Coordinate annotation records
■ ■ ■ ■ ■ ■ ■
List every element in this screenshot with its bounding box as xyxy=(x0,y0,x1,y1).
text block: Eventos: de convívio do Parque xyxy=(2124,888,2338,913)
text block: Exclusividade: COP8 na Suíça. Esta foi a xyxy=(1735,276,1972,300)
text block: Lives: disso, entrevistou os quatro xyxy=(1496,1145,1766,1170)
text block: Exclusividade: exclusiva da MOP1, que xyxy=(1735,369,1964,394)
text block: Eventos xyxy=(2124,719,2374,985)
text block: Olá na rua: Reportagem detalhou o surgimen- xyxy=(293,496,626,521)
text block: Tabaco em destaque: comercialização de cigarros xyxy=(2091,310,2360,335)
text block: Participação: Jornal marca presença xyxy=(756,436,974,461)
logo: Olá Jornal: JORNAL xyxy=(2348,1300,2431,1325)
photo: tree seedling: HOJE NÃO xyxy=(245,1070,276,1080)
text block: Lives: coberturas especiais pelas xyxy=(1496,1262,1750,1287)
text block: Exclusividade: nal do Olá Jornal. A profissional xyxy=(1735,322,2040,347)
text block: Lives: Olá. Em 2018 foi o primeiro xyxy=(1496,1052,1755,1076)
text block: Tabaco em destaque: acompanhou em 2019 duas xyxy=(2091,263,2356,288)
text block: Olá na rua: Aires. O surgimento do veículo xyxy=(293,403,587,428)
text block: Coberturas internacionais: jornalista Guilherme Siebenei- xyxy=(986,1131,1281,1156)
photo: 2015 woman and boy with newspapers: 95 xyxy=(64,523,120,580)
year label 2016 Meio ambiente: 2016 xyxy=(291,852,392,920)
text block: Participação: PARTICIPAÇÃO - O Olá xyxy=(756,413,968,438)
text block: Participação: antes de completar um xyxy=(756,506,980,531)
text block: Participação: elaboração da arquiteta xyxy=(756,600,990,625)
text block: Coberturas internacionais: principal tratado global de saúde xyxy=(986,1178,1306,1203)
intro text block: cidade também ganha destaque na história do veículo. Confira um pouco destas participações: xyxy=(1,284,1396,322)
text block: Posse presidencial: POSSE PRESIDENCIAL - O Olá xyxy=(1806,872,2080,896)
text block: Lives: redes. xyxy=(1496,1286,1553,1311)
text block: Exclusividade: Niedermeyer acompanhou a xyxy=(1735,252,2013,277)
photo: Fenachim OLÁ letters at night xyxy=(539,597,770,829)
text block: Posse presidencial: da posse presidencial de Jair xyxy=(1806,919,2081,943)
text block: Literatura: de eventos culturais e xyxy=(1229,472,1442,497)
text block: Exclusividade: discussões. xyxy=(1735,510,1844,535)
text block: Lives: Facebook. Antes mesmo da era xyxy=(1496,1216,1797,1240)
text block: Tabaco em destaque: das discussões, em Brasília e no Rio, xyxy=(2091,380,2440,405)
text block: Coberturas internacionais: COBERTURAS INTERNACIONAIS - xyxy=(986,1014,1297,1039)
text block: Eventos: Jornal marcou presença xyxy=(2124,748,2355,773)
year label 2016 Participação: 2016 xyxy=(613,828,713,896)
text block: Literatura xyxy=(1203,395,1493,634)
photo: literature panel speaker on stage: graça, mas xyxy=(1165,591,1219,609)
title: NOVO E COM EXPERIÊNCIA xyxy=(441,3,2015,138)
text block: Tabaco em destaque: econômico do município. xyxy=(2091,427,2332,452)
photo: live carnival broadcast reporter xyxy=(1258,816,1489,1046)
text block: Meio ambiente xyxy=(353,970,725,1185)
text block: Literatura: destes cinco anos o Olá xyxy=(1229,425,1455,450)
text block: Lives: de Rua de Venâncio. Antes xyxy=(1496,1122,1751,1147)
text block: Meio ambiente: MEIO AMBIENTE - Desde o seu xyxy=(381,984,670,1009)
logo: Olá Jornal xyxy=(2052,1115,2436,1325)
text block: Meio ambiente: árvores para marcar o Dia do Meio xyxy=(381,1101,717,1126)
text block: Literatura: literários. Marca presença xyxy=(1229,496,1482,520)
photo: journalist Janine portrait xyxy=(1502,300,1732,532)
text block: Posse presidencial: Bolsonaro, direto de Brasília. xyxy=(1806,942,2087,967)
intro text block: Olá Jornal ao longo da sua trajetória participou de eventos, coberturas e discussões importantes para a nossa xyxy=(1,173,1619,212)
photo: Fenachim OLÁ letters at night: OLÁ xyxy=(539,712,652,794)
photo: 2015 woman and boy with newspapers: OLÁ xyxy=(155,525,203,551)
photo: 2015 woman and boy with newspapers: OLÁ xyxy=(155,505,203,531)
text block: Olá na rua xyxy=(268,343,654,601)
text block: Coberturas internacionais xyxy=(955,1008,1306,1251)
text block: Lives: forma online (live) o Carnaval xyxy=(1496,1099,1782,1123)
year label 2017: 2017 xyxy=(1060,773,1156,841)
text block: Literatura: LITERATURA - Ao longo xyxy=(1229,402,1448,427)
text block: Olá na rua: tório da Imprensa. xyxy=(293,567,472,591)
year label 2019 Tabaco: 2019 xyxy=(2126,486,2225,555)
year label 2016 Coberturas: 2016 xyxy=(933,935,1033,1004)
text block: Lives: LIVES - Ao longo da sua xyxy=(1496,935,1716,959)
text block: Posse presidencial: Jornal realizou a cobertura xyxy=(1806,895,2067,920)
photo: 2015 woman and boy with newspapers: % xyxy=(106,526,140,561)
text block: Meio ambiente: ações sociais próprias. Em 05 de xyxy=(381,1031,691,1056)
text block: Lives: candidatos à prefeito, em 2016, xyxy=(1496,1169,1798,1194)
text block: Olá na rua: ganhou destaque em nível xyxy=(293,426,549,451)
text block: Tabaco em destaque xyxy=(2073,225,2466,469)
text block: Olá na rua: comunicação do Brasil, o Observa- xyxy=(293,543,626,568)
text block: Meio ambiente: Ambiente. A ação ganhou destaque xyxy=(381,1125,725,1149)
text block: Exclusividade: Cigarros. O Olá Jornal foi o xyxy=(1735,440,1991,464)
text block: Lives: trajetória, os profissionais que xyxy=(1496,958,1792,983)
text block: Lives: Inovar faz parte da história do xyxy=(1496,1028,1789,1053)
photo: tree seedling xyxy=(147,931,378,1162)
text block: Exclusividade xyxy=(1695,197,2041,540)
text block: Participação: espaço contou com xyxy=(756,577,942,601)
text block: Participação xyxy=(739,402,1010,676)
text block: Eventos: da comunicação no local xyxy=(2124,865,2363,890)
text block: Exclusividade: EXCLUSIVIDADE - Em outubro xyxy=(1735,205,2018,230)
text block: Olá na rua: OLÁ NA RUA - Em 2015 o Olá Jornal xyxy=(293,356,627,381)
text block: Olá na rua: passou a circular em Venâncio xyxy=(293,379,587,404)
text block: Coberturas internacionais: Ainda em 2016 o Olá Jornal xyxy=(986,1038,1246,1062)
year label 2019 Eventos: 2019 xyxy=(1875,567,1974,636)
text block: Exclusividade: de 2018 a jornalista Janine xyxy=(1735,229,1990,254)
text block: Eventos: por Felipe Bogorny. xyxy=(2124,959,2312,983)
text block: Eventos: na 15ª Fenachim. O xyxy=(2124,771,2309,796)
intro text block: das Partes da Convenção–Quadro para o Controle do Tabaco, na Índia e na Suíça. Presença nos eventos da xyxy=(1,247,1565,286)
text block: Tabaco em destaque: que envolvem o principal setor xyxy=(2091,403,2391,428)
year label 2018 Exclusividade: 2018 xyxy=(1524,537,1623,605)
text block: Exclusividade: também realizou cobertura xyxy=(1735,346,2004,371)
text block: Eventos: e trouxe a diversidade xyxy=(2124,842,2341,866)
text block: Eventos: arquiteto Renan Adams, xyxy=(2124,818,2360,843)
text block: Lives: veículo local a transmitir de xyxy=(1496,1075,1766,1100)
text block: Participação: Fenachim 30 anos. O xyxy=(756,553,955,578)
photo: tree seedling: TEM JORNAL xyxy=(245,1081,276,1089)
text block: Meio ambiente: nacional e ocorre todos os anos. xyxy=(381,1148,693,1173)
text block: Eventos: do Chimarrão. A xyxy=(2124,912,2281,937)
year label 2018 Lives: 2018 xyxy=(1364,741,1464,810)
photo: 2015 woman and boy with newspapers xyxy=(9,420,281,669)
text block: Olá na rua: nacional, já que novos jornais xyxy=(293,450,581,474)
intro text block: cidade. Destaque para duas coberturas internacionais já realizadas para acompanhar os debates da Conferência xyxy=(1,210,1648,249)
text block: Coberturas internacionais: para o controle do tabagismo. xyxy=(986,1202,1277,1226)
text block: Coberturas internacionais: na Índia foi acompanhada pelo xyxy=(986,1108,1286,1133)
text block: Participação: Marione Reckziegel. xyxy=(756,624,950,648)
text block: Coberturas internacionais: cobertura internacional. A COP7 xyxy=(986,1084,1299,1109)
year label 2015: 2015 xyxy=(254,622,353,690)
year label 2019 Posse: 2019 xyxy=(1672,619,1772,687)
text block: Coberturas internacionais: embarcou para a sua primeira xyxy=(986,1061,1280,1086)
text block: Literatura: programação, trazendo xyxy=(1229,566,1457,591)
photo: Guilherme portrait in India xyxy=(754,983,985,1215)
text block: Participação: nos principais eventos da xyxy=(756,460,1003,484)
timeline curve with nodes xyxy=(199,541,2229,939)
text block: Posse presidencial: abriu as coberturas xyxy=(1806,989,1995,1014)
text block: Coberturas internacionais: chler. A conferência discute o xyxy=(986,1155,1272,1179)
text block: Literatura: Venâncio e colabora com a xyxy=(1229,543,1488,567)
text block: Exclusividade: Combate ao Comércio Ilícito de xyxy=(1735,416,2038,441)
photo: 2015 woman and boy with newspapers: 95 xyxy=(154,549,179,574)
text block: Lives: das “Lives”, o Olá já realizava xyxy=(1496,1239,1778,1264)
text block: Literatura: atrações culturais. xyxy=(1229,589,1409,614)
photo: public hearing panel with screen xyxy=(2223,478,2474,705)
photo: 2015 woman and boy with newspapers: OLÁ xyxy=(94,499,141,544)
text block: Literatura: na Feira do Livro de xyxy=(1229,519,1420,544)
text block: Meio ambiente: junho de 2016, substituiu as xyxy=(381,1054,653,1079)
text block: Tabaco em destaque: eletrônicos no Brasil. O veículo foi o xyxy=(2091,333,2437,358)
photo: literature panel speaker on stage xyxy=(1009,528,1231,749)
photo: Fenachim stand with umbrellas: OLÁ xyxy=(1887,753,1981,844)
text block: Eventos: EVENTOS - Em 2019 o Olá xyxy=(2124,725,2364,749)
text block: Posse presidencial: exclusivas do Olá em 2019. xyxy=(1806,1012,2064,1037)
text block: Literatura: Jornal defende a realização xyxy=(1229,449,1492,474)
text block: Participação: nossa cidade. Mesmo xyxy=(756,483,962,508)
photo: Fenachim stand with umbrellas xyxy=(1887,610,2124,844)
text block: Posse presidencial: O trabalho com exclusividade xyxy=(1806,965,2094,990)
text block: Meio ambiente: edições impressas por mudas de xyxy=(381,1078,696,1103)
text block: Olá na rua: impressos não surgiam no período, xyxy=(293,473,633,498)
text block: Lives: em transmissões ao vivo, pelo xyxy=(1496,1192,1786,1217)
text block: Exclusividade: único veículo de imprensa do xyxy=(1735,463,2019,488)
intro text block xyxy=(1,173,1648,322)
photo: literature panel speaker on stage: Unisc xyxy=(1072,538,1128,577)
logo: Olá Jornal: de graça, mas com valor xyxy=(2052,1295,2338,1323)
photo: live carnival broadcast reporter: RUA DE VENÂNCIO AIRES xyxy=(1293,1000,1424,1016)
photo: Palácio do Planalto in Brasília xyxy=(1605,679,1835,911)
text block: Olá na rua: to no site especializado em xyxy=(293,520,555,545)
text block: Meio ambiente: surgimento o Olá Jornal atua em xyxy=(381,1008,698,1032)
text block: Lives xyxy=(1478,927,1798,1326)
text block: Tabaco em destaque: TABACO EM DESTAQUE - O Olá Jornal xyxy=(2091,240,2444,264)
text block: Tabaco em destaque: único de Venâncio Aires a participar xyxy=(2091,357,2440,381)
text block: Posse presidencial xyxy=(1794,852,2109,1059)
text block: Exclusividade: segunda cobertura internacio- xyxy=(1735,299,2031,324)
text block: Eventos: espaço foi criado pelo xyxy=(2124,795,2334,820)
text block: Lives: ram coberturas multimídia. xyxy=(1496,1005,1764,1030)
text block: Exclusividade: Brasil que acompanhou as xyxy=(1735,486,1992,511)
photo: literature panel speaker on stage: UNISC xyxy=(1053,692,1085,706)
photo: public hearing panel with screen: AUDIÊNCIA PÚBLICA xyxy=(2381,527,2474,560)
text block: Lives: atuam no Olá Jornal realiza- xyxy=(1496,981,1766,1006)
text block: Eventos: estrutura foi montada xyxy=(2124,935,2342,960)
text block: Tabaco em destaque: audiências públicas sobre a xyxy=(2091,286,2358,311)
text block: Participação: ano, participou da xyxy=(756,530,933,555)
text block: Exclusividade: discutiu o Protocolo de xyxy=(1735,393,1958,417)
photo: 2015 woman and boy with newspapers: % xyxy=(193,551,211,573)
■ ■ ■ ■ ■ ■ ■
**OBJECTIVE**:
Present the entries from the start through the line containing "text block: Lives: Olá.", inclusive, as a numbered list with blank lines omitted.

**SOLVED EXERCISE**:
1. List every element in this screenshot with its bounding box as xyxy=(x0,y0,x1,y1).
2. text block: Eventos: de convívio do Parque xyxy=(2124,888,2338,913)
3. text block: Exclusividade: COP8 na Suíça. Esta foi a xyxy=(1735,276,1972,300)
4. text block: Lives: disso, entrevistou os quatro xyxy=(1496,1145,1766,1170)
5. text block: Exclusividade: exclusiva da MOP1, que xyxy=(1735,369,1964,394)
6. text block: Eventos xyxy=(2124,719,2374,985)
7. text block: Olá na rua: Reportagem detalhou o surgimen- xyxy=(293,496,626,521)
8. text block: Tabaco em destaque: comercialização de cigarros xyxy=(2091,310,2360,335)
9. text block: Participação: Jornal marca presença xyxy=(756,436,974,461)
10. logo: Olá Jornal: JORNAL xyxy=(2348,1300,2431,1325)
11. photo: tree seedling: HOJE NÃO xyxy=(245,1070,276,1080)
12. text block: Lives: coberturas especiais pelas xyxy=(1496,1262,1750,1287)
13. text block: Exclusividade: nal do Olá Jornal. A profissional xyxy=(1735,322,2040,347)
14. text block: Lives: Olá. Em 2018 foi o primeiro xyxy=(1496,1052,1755,1076)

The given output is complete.